Hij, die handelt in strijd met het bepaalde in artikel 2, wordt gestraft met hechtenis van ten hoogste4 maanden of geldboete van de derde categorie. Het genoemde strafbare feit is een overtreding.

Artikel 7

  • 1. Met het toezicht op de naleving van het bij of krachtens deze verordening bepaalde zijn belast de daartoe door burgemeester en wethouders aangewezen ambtenaren.

  • 2. Met de opsporing van het bij artikel 7 strafbaar gestelde feit zijn, behalve de in artikel 141 van het Wetboek van Strafvordering en de in artike175 van de Huisvestingswet aangewezen ambtenaren, belast de in het eerste lid genoemde ambtenaren voorzover zij door de minister van Justitie daartoe zijn aangewezen.

  • 3. De in het eerste lid genoemde ambtenaren hebben de bevoegdheden als genoemd in artikel 77 van de Huisvestingswet.

Artikel 8

In de gevallen waarin deze verordening niet voorziet beslissen burgemeester en wethouders, waarbij zij zich uitsluitend zullen laten leiden door overwegingen betrekking hebbende op belangen, het woonklimaat en/of de leefbaarheid in de gemeente betreffende.

Artikel 9

  • 1.

    Deze verordening kan worden aangehaald als: "Verordening op het gebruik van woningen als tweede woning".

  • 2.

    Deze verordening treedt in werking op de eerste dag na de datum van bekendmaking.

  • 3.

    Op het tijdstip van inwerkingtreding van deze verordening vervalt de bij raadsbesluit van 22 januari 1998 voor de gemeente Middenveld van toepassing verklaarde "Verordening op het gebruik van woningen als tweede woning" .

Schriftelijke opdracht 1:
Herschrijf de alinea die begint met "In de gevallen waarin" uit het fragment over tweede woningen in beknoptere vorm, met behoud van de voornaamste feiten.
Schriftelijke opdracht 2:
Wijzig in het fragment over tweede woningen het gedeelte tussen "In de gevallen" en "de gemeente betreffende.", beide inbegrepen, door "woonklimaat" te vervangen door "leefmilieu".

(Enkele rijen)
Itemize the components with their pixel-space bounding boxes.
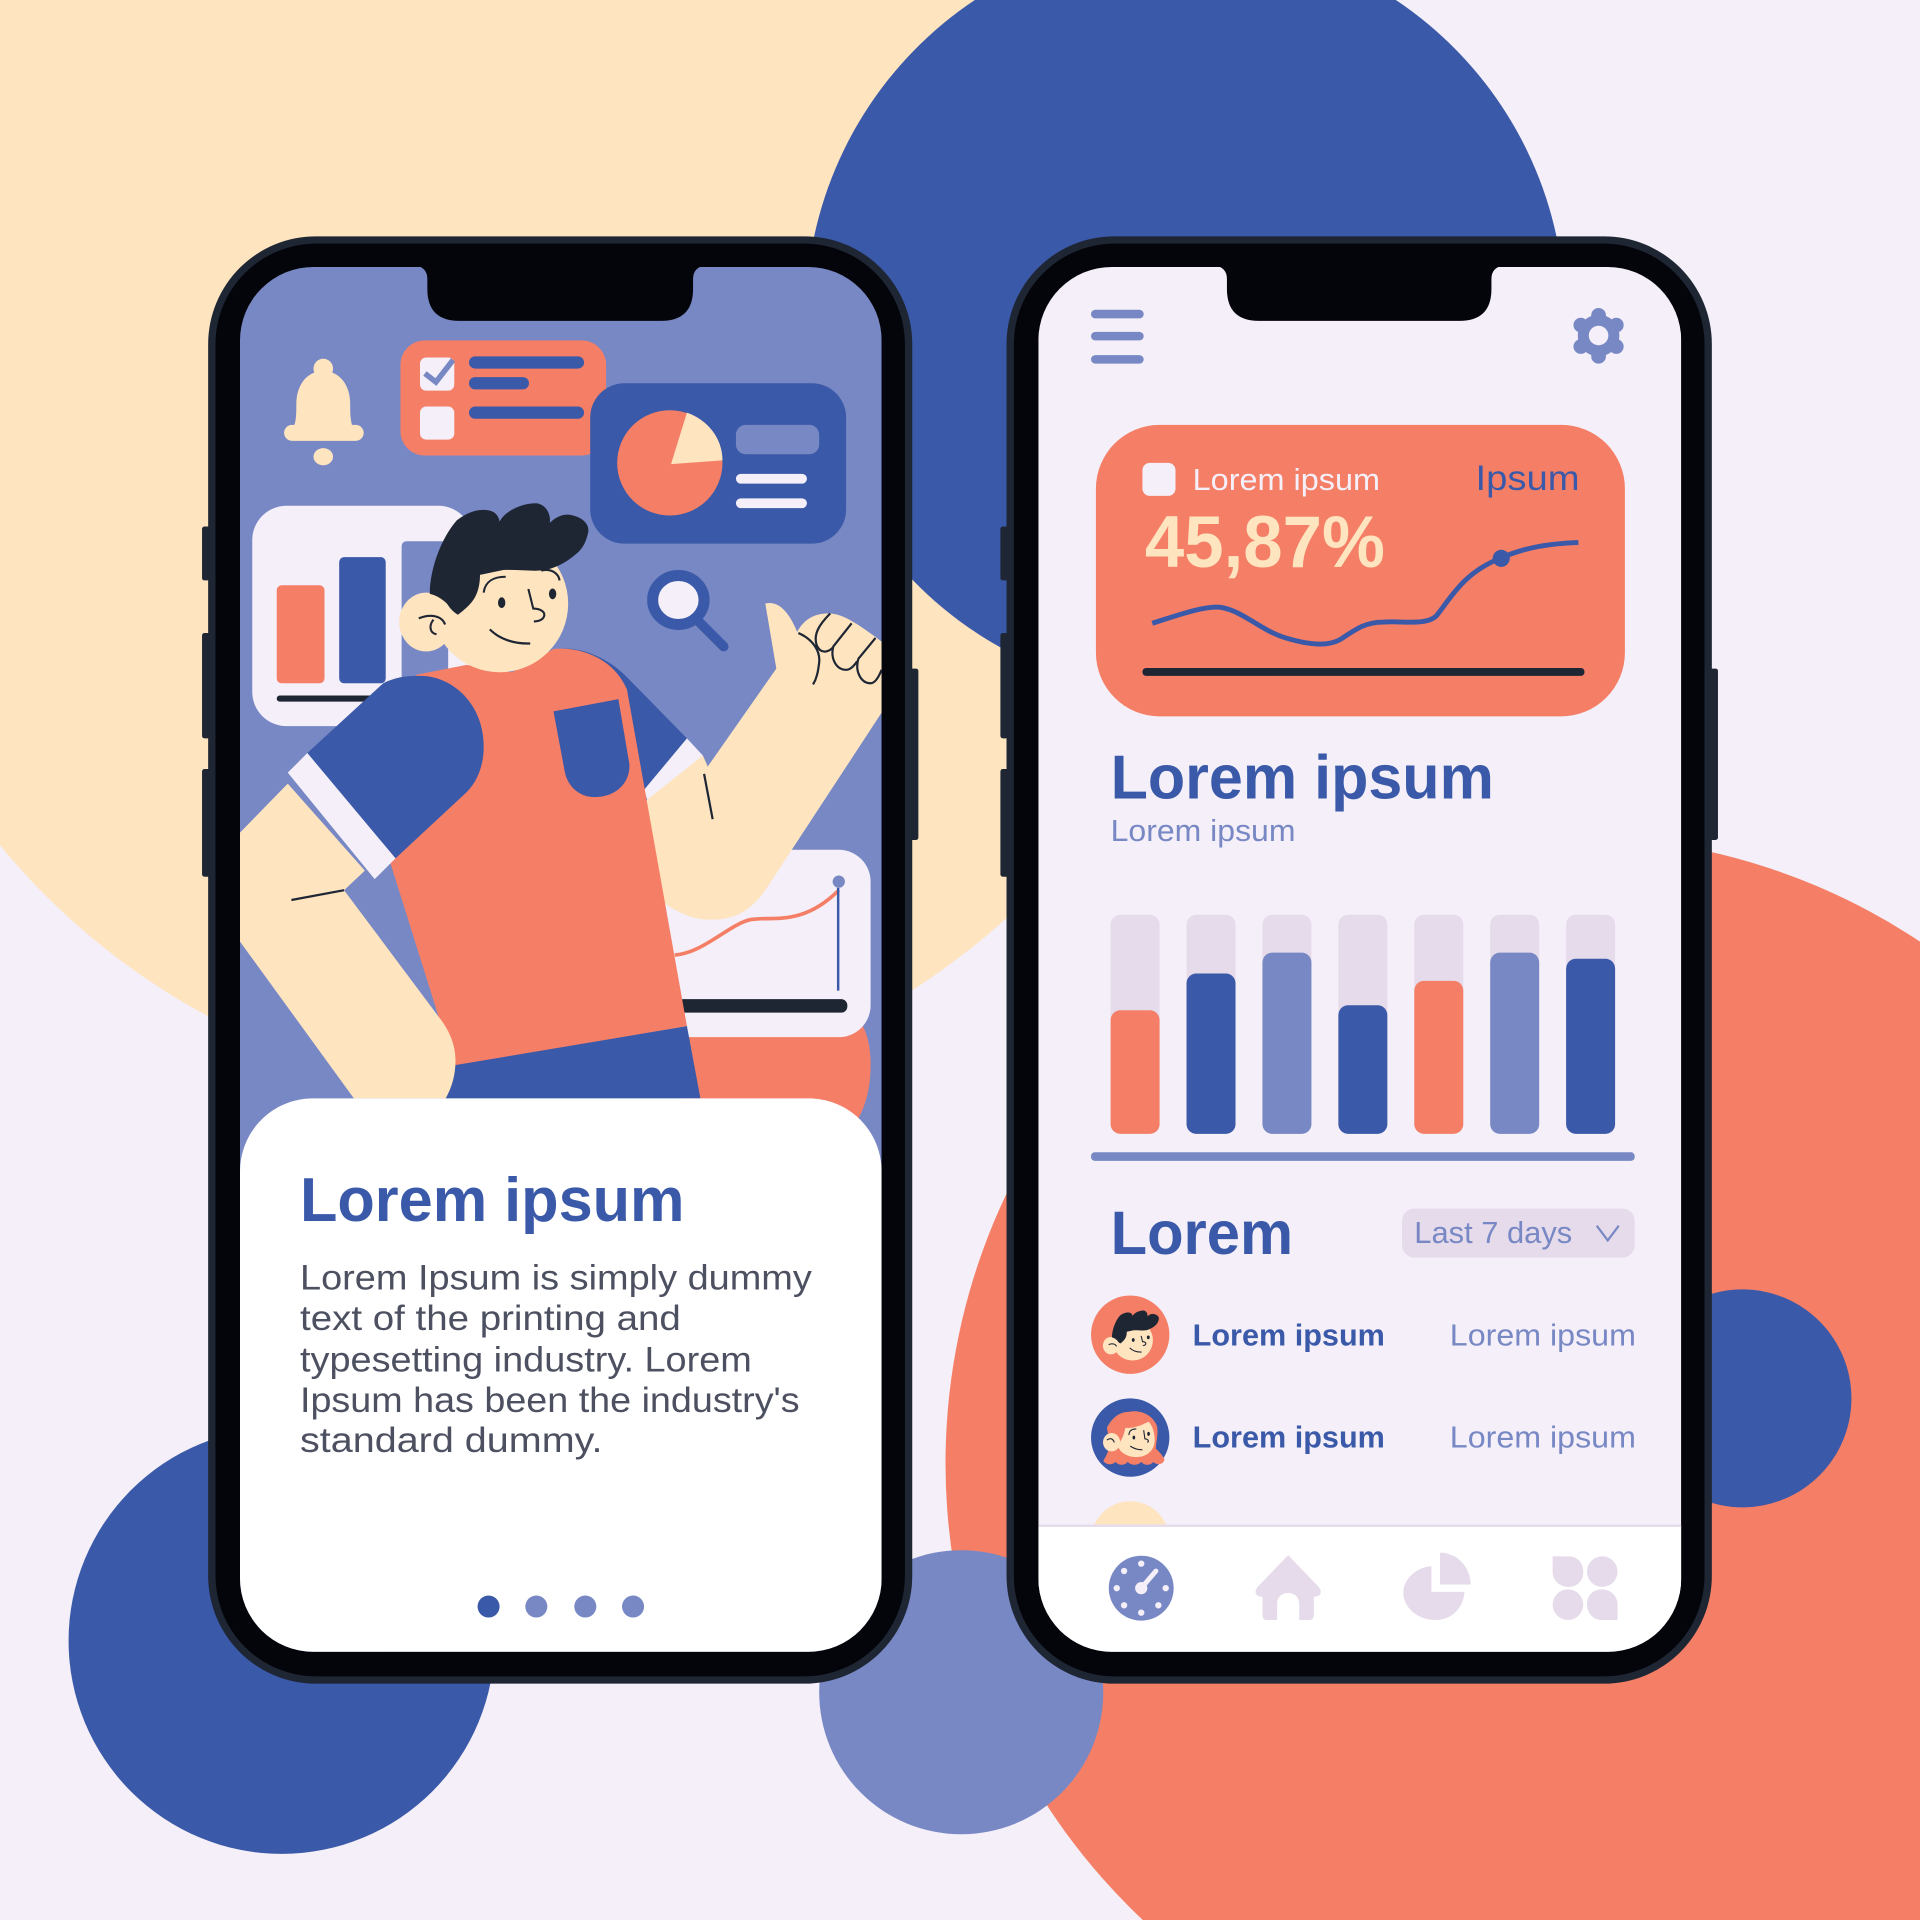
- onboarding text card: [240, 1098, 882, 1652]
- pie chart card: [590, 383, 846, 544]
- card body text: Lorem Ipsum is simply dummy: [300, 1257, 812, 1297]
- list row 1: Lorem ipsum: [1450, 1319, 1636, 1353]
- torso: [388, 649, 687, 1067]
- icon: bell: [284, 359, 364, 465]
- notch right: [1215, 266, 1504, 321]
- card body text: text of the printing and: [300, 1298, 681, 1338]
- icon: pie: [1403, 1553, 1471, 1620]
- checklist card: [400, 340, 606, 456]
- subheading: Lorem ipsum: [1111, 814, 1296, 848]
- list row 1: [1091, 1296, 1636, 1374]
- list row 3 avatar: [1094, 1501, 1166, 1524]
- stat card: Ipsum: [1476, 458, 1580, 498]
- pagination dots: [478, 1596, 644, 1618]
- back sleeve: [558, 649, 687, 796]
- icon: magnifier: [653, 576, 724, 647]
- dropdown: [1402, 1209, 1635, 1258]
- avatar: woman: [1091, 1398, 1169, 1477]
- dashboard screen: [1038, 267, 1681, 1652]
- front sleeve: [307, 676, 484, 858]
- card body text: typesetting industry. Lorem: [300, 1339, 752, 1379]
- bottom navigation: [1038, 1524, 1681, 1652]
- raised arm: [637, 603, 882, 920]
- pocket: [553, 699, 629, 797]
- bent arm: [240, 784, 456, 1098]
- card body text: Ipsum has been the industry's: [300, 1380, 800, 1420]
- avatar: man: [1091, 1296, 1169, 1374]
- stat card: [1096, 425, 1625, 716]
- icon: gear: [1573, 308, 1624, 364]
- icon: apps: [1553, 1556, 1618, 1620]
- stat value: 45,87%: [1145, 500, 1385, 583]
- character: [240, 503, 882, 1098]
- card body text: [300, 1257, 812, 1460]
- phone: dashboard: [1000, 236, 1718, 1684]
- dropdown: Last 7 days: [1414, 1216, 1572, 1250]
- list heading: Lorem: [1111, 1199, 1293, 1267]
- head: [399, 503, 588, 672]
- shorts: [446, 1026, 700, 1098]
- list row 1: Lorem ipsum: [1193, 1319, 1385, 1353]
- stat card: Lorem ipsum: [1193, 463, 1380, 497]
- screen: illustration: [240, 267, 882, 1652]
- line chart card: [637, 850, 871, 1120]
- icon: gauge: [1109, 1556, 1174, 1621]
- card body text: standard dummy.: [300, 1420, 602, 1460]
- card heading: Lorem ipsum: [300, 1165, 684, 1235]
- bar chart card: [252, 506, 473, 726]
- icon: home: [1256, 1555, 1321, 1620]
- stat line chart: [1152, 542, 1578, 644]
- heading: Lorem ipsum: [1111, 742, 1494, 812]
- phone: onboarding: [202, 236, 918, 1684]
- list row 2: Lorem ipsum: [1450, 1420, 1636, 1454]
- phone frame right: [1000, 236, 1718, 1684]
- bar chart: [1091, 915, 1635, 1161]
- icon: menu: [1091, 310, 1144, 364]
- phone frame left: [202, 236, 918, 1684]
- notch left: [415, 266, 705, 321]
- list row 2: Lorem ipsum: [1193, 1420, 1385, 1454]
- list row 2: [1091, 1398, 1636, 1477]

Uitwerking opdracht 1:
Waar de verordening niets regelt, beslissen burgemeester en wethouders. Zij laten zich daarbij uitsluitend leiden door overwegingen over de belangen, het woonklimaat en/of de leefbaarheid in de gemeente.

Uitwerking opdracht 2:
In de gevallen waarin deze verordening niet voorziet beslissen burgemeester en wethouders, waarbij zij zich uitsluitend zullen laten leiden door overwegingen betrekking hebbende op belangen, het leefmilieu en/of de leefbaarheid in de gemeente betreffende.